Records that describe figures

******************************

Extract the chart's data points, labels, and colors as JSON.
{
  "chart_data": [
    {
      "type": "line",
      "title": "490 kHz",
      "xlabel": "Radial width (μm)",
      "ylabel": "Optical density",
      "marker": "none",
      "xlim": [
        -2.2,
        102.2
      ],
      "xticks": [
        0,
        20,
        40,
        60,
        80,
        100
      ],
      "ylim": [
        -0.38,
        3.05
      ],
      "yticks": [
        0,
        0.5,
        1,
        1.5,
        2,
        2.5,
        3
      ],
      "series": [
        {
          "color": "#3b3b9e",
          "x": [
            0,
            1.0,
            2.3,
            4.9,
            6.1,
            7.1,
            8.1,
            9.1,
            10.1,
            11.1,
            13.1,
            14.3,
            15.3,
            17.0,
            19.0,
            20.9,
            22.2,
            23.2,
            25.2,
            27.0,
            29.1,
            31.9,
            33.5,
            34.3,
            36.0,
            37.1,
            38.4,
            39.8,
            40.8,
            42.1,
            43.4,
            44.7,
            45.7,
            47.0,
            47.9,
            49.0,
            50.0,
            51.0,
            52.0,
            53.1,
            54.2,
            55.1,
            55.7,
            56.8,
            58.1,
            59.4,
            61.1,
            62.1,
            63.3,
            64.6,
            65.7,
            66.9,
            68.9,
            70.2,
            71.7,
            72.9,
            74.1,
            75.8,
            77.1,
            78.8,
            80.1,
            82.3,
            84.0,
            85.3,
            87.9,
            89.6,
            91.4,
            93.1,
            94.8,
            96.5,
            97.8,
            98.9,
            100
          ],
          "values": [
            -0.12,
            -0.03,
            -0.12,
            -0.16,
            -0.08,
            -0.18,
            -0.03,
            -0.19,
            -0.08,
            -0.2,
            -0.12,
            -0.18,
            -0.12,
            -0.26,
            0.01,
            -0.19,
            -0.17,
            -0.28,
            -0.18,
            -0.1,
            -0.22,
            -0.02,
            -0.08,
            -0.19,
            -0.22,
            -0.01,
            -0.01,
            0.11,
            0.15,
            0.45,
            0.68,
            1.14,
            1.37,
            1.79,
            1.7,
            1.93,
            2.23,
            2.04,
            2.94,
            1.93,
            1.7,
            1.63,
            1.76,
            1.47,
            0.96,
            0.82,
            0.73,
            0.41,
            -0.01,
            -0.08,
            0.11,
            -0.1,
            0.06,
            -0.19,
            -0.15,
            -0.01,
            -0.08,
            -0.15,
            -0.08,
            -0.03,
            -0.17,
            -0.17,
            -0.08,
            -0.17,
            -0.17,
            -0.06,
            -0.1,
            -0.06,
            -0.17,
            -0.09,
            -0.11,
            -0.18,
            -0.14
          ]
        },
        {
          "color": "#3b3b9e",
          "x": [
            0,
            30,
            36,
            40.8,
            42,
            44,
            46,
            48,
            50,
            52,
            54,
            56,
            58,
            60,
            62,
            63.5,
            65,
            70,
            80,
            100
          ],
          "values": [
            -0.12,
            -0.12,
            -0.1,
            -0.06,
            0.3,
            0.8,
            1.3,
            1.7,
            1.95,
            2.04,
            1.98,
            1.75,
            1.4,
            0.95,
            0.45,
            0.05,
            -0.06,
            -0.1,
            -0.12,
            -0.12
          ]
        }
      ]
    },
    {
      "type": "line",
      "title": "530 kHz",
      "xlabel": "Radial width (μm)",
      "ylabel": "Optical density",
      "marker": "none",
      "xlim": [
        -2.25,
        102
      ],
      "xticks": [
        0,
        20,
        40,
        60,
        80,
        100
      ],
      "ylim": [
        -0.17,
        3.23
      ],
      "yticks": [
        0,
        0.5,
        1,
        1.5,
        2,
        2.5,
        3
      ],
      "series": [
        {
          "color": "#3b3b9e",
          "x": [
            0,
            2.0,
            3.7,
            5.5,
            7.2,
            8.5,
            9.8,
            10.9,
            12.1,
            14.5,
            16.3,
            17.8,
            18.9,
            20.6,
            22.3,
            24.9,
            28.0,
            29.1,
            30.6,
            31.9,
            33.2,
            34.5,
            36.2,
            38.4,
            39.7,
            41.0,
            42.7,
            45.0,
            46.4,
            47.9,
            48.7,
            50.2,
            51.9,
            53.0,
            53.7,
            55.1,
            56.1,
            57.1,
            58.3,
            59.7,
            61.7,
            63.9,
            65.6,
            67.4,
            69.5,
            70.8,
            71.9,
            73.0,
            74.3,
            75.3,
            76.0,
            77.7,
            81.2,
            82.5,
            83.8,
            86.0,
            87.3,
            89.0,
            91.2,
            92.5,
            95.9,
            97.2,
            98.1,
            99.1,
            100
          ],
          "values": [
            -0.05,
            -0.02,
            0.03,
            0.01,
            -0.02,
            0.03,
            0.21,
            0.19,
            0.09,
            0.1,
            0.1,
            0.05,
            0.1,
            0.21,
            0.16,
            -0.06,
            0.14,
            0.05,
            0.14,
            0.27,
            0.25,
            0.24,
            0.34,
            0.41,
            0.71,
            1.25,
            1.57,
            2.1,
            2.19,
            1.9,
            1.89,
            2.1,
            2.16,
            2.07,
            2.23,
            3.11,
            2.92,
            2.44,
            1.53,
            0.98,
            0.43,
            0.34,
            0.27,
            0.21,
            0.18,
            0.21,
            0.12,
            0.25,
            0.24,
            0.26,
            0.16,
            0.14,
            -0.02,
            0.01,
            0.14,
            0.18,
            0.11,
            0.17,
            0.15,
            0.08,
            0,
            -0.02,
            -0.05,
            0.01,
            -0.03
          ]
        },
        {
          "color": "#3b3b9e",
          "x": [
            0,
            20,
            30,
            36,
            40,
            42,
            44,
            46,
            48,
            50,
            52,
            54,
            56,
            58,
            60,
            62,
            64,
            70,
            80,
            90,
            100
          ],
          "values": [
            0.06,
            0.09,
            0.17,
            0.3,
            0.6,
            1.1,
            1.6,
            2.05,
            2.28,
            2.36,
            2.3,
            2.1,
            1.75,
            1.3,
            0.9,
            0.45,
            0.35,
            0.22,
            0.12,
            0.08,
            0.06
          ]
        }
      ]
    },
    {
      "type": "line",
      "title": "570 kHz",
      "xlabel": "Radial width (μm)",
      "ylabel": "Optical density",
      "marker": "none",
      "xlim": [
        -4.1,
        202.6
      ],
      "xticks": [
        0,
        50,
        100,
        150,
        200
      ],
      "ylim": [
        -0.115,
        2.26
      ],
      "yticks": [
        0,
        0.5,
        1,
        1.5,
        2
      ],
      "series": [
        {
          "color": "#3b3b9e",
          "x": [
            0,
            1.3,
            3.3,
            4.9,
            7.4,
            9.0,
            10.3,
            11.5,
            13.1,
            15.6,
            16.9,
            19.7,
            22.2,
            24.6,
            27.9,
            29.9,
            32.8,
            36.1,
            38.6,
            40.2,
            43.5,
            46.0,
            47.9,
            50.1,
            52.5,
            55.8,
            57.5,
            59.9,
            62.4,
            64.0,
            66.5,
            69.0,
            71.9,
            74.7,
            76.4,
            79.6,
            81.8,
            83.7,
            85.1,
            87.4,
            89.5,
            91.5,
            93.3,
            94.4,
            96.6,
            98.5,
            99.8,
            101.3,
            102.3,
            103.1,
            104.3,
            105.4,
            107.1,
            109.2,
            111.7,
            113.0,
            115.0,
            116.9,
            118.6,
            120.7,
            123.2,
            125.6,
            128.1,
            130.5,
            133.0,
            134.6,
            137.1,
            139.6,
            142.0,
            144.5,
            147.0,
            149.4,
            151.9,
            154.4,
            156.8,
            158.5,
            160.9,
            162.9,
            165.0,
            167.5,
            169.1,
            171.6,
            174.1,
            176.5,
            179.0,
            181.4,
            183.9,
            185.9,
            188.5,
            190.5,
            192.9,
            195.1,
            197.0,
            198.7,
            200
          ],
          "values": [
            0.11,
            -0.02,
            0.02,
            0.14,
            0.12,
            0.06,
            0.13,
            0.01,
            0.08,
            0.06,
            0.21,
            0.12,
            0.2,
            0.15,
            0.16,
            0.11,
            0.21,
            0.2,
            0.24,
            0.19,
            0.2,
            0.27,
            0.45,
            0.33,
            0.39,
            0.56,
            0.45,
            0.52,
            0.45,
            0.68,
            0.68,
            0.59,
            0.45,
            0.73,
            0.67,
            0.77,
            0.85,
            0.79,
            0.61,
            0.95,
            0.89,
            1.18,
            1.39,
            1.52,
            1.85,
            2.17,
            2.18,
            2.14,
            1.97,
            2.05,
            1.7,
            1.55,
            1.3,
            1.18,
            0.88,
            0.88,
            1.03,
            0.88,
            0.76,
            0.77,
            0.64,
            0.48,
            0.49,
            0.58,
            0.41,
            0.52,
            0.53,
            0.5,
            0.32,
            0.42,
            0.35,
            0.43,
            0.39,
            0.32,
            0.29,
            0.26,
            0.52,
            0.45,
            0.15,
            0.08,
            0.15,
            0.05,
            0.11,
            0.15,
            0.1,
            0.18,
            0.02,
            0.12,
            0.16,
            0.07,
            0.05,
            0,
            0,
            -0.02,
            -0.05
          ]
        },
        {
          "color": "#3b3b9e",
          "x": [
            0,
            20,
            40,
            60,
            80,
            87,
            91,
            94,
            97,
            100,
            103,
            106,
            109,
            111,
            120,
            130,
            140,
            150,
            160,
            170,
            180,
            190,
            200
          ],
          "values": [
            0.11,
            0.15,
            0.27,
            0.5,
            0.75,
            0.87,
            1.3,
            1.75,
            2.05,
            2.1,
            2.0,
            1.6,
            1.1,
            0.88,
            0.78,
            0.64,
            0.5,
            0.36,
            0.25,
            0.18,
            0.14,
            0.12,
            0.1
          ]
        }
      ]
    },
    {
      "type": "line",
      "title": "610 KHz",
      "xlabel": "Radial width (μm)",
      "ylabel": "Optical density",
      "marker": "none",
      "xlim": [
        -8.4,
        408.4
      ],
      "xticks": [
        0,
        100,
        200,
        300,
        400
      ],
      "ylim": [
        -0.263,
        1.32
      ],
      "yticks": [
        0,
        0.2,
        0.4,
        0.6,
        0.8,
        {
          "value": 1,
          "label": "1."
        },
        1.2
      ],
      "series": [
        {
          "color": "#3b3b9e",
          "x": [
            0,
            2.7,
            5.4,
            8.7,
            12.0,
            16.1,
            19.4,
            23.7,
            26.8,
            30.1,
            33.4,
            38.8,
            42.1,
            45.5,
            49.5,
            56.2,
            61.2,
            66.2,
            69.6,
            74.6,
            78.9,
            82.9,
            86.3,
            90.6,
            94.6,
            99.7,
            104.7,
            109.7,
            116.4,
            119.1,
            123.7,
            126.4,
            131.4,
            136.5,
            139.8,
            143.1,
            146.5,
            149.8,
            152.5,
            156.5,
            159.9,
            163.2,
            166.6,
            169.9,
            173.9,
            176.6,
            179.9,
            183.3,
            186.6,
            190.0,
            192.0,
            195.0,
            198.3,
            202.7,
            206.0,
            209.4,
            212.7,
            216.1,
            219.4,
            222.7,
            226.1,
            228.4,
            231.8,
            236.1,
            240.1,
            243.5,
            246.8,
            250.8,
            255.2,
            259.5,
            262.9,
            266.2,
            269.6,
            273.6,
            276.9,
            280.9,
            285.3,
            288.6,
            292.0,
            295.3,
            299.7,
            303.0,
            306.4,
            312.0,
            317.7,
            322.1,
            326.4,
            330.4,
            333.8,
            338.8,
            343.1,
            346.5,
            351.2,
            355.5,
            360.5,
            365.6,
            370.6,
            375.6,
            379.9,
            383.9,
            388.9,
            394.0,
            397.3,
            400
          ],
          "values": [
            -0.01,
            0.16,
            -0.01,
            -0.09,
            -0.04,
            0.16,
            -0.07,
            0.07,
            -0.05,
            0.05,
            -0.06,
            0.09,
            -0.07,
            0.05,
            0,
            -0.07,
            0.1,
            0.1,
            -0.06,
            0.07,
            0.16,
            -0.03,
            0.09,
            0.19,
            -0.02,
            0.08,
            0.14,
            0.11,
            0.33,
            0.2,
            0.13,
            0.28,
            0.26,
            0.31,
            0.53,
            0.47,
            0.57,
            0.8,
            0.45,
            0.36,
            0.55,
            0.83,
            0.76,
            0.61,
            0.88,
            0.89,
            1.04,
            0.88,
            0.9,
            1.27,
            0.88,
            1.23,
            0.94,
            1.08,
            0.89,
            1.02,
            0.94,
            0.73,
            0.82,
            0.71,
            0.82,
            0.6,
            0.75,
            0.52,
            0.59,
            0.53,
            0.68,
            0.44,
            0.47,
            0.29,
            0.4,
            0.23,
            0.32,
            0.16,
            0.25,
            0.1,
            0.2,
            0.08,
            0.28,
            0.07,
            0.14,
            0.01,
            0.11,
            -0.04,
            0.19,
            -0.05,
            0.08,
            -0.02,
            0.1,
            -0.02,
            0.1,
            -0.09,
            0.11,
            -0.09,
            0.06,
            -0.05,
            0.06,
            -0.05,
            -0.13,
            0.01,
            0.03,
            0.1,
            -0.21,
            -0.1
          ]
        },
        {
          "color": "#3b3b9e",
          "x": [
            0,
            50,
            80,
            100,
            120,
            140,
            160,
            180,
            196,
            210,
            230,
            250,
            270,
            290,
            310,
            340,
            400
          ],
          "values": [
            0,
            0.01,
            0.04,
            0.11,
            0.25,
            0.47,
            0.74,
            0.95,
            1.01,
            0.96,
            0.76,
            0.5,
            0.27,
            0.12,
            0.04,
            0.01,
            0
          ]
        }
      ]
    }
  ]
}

******************************

§ Set task:
Filter the entries down to the lines with the word "title" in them.

§ Solution for this problem:
      "title": "490 kHz",
      "title": "530 kHz",
      "title": "570 kHz",
      "title": "610 KHz",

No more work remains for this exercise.